--- Work to complete ---
Repeat all of the material below exactly as written, images excluded.

--- Record excerpts ---

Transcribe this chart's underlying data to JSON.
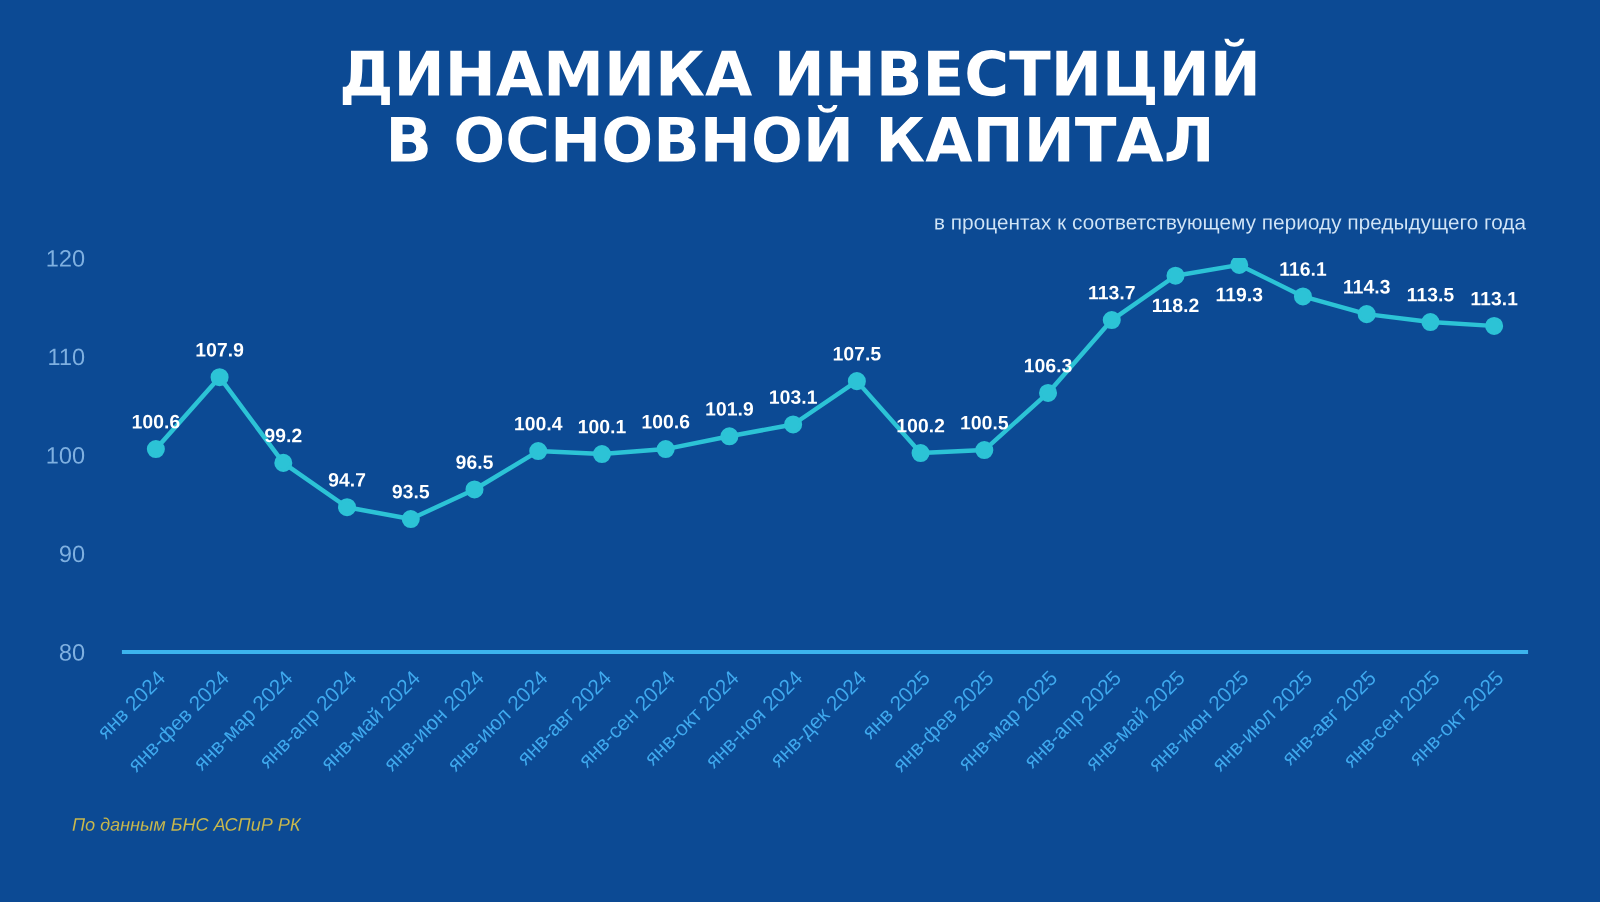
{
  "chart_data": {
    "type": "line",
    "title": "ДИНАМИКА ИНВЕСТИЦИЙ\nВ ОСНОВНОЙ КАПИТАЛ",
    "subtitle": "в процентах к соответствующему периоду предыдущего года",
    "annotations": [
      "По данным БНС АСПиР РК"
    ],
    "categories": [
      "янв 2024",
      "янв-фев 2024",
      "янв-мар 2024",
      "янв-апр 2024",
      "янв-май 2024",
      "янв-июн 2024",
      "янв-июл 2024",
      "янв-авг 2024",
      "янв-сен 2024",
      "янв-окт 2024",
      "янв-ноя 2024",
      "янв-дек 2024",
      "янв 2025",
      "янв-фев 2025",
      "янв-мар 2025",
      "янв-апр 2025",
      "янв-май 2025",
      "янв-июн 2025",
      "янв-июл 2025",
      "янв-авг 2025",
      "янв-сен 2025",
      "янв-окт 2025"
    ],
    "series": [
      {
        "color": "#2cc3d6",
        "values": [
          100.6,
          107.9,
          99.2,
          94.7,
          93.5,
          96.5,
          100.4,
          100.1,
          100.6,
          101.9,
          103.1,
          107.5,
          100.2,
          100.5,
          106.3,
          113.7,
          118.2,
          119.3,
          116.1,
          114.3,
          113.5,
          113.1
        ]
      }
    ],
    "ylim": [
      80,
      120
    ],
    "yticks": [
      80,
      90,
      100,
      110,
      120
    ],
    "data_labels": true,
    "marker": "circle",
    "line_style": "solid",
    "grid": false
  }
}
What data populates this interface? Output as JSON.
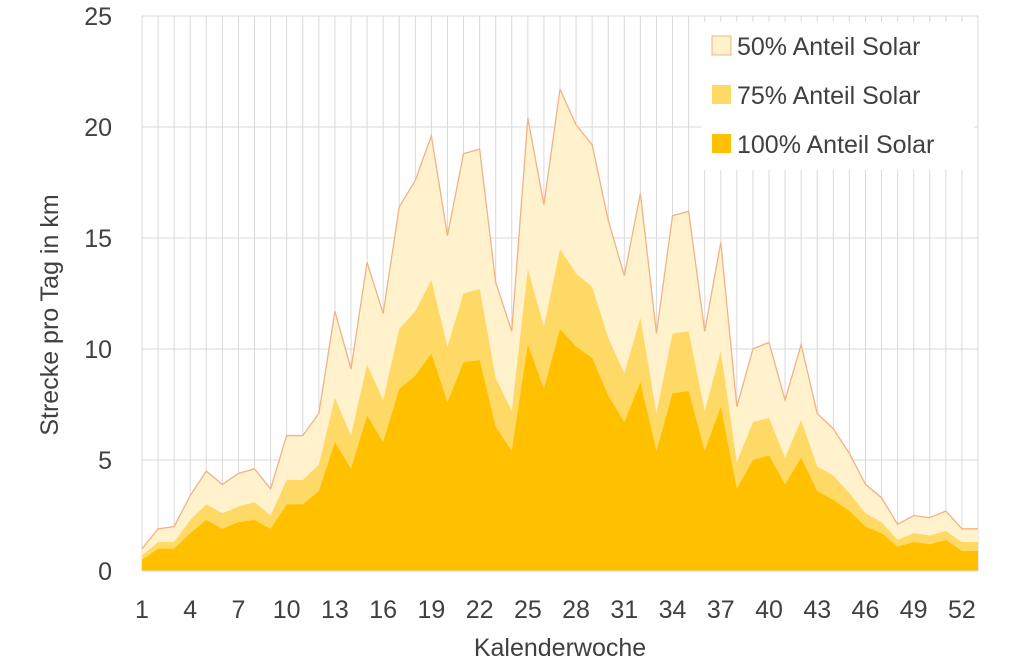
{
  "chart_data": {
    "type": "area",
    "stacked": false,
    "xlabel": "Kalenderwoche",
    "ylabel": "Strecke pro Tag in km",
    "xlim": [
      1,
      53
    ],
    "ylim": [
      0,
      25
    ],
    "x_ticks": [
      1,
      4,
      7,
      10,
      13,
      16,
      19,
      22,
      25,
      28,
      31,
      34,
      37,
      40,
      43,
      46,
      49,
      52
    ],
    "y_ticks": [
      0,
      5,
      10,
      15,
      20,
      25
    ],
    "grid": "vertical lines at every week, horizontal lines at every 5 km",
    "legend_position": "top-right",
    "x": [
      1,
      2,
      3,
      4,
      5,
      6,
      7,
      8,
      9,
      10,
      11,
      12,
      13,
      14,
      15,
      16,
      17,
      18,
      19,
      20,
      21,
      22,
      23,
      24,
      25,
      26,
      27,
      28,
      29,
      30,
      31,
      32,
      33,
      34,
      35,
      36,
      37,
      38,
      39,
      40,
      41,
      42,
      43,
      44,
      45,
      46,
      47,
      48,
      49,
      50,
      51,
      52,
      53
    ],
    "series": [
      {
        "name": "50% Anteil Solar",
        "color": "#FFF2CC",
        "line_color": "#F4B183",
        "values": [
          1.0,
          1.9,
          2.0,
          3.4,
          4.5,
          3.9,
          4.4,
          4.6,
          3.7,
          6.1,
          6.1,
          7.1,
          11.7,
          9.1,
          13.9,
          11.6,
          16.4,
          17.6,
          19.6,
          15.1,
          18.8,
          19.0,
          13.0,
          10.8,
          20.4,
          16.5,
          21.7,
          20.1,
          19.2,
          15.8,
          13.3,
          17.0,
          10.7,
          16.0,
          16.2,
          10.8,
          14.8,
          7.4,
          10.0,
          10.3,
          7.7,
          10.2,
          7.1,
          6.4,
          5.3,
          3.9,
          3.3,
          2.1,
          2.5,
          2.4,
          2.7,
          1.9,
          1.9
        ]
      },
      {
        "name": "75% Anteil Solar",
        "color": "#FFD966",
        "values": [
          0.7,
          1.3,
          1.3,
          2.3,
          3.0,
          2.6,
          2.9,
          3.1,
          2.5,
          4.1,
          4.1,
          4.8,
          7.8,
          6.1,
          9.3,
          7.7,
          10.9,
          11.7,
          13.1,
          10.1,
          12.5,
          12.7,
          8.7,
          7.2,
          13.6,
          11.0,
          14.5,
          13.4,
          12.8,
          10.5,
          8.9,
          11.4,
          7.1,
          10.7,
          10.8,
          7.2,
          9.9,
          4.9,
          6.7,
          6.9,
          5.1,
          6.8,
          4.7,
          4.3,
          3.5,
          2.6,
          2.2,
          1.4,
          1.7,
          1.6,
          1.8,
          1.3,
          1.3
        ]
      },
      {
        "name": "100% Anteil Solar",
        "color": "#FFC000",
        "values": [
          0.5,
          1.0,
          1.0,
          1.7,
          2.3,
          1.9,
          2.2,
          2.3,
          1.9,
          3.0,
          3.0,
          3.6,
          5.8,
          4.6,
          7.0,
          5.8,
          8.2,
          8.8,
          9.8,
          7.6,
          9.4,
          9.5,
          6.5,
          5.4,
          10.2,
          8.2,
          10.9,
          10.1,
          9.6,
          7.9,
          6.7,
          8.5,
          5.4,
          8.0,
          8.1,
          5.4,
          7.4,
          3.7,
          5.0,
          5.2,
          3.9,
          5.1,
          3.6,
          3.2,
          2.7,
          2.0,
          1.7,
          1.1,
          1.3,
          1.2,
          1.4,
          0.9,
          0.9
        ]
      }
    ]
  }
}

--- Written response ---
Transcribe this chart's underlying data to JSON.
{
  "chart_data": {
    "type": "line",
    "title": "ДИНАМИКА ИНВЕСТИЦИЙ\nВ ОСНОВНОЙ КАПИТАЛ",
    "subtitle": "в процентах к соответствующему периоду предыдущего года",
    "annotations": [
      "По данным БНС АСПиР РК"
    ],
    "categories": [
      "янв 2024",
      "янв-фев 2024",
      "янв-мар 2024",
      "янв-апр 2024",
      "янв-май 2024",
      "янв-июн 2024",
      "янв-июл 2024",
      "янв-авг 2024",
      "янв-сен 2024",
      "янв-окт 2024",
      "янв-ноя 2024",
      "янв-дек 2024",
      "янв 2025",
      "янв-фев 2025",
      "янв-мар 2025",
      "янв-апр 2025",
      "янв-май 2025",
      "янв-июн 2025",
      "янв-июл 2025",
      "янв-авг 2025",
      "янв-сен 2025",
      "янв-окт 2025"
    ],
    "series": [
      {
        "color": "#2cc3d6",
        "values": [
          100.6,
          107.9,
          99.2,
          94.7,
          93.5,
          96.5,
          100.4,
          100.1,
          100.6,
          101.9,
          103.1,
          107.5,
          100.2,
          100.5,
          106.3,
          113.7,
          118.2,
          119.3,
          116.1,
          114.3,
          113.5,
          113.1
        ]
      }
    ],
    "ylim": [
      80,
      120
    ],
    "yticks": [
      80,
      90,
      100,
      110,
      120
    ],
    "data_labels": true,
    "marker": "circle",
    "line_style": "solid",
    "grid": false
  }
}
What data populates this interface? Output as JSON.
{
  "chart_data": {
    "type": "area",
    "stacked": false,
    "xlabel": "Kalenderwoche",
    "ylabel": "Strecke pro Tag in km",
    "xlim": [
      1,
      53
    ],
    "ylim": [
      0,
      25
    ],
    "x_ticks": [
      1,
      4,
      7,
      10,
      13,
      16,
      19,
      22,
      25,
      28,
      31,
      34,
      37,
      40,
      43,
      46,
      49,
      52
    ],
    "y_ticks": [
      0,
      5,
      10,
      15,
      20,
      25
    ],
    "grid": "vertical lines at every week, horizontal lines at every 5 km",
    "legend_position": "top-right",
    "x": [
      1,
      2,
      3,
      4,
      5,
      6,
      7,
      8,
      9,
      10,
      11,
      12,
      13,
      14,
      15,
      16,
      17,
      18,
      19,
      20,
      21,
      22,
      23,
      24,
      25,
      26,
      27,
      28,
      29,
      30,
      31,
      32,
      33,
      34,
      35,
      36,
      37,
      38,
      39,
      40,
      41,
      42,
      43,
      44,
      45,
      46,
      47,
      48,
      49,
      50,
      51,
      52,
      53
    ],
    "series": [
      {
        "name": "50% Anteil Solar",
        "color": "#FFF2CC",
        "line_color": "#F4B183",
        "values": [
          1.0,
          1.9,
          2.0,
          3.4,
          4.5,
          3.9,
          4.4,
          4.6,
          3.7,
          6.1,
          6.1,
          7.1,
          11.7,
          9.1,
          13.9,
          11.6,
          16.4,
          17.6,
          19.6,
          15.1,
          18.8,
          19.0,
          13.0,
          10.8,
          20.4,
          16.5,
          21.7,
          20.1,
          19.2,
          15.8,
          13.3,
          17.0,
          10.7,
          16.0,
          16.2,
          10.8,
          14.8,
          7.4,
          10.0,
          10.3,
          7.7,
          10.2,
          7.1,
          6.4,
          5.3,
          3.9,
          3.3,
          2.1,
          2.5,
          2.4,
          2.7,
          1.9,
          1.9
        ]
      },
      {
        "name": "75% Anteil Solar",
        "color": "#FFD966",
        "values": [
          0.7,
          1.3,
          1.3,
          2.3,
          3.0,
          2.6,
          2.9,
          3.1,
          2.5,
          4.1,
          4.1,
          4.8,
          7.8,
          6.1,
          9.3,
          7.7,
          10.9,
          11.7,
          13.1,
          10.1,
          12.5,
          12.7,
          8.7,
          7.2,
          13.6,
          11.0,
          14.5,
          13.4,
          12.8,
          10.5,
          8.9,
          11.4,
          7.1,
          10.7,
          10.8,
          7.2,
          9.9,
          4.9,
          6.7,
          6.9,
          5.1,
          6.8,
          4.7,
          4.3,
          3.5,
          2.6,
          2.2,
          1.4,
          1.7,
          1.6,
          1.8,
          1.3,
          1.3
        ]
      },
      {
        "name": "100% Anteil Solar",
        "color": "#FFC000",
        "values": [
          0.5,
          1.0,
          1.0,
          1.7,
          2.3,
          1.9,
          2.2,
          2.3,
          1.9,
          3.0,
          3.0,
          3.6,
          5.8,
          4.6,
          7.0,
          5.8,
          8.2,
          8.8,
          9.8,
          7.6,
          9.4,
          9.5,
          6.5,
          5.4,
          10.2,
          8.2,
          10.9,
          10.1,
          9.6,
          7.9,
          6.7,
          8.5,
          5.4,
          8.0,
          8.1,
          5.4,
          7.4,
          3.7,
          5.0,
          5.2,
          3.9,
          5.1,
          3.6,
          3.2,
          2.7,
          2.0,
          1.7,
          1.1,
          1.3,
          1.2,
          1.4,
          0.9,
          0.9
        ]
      }
    ]
  }
}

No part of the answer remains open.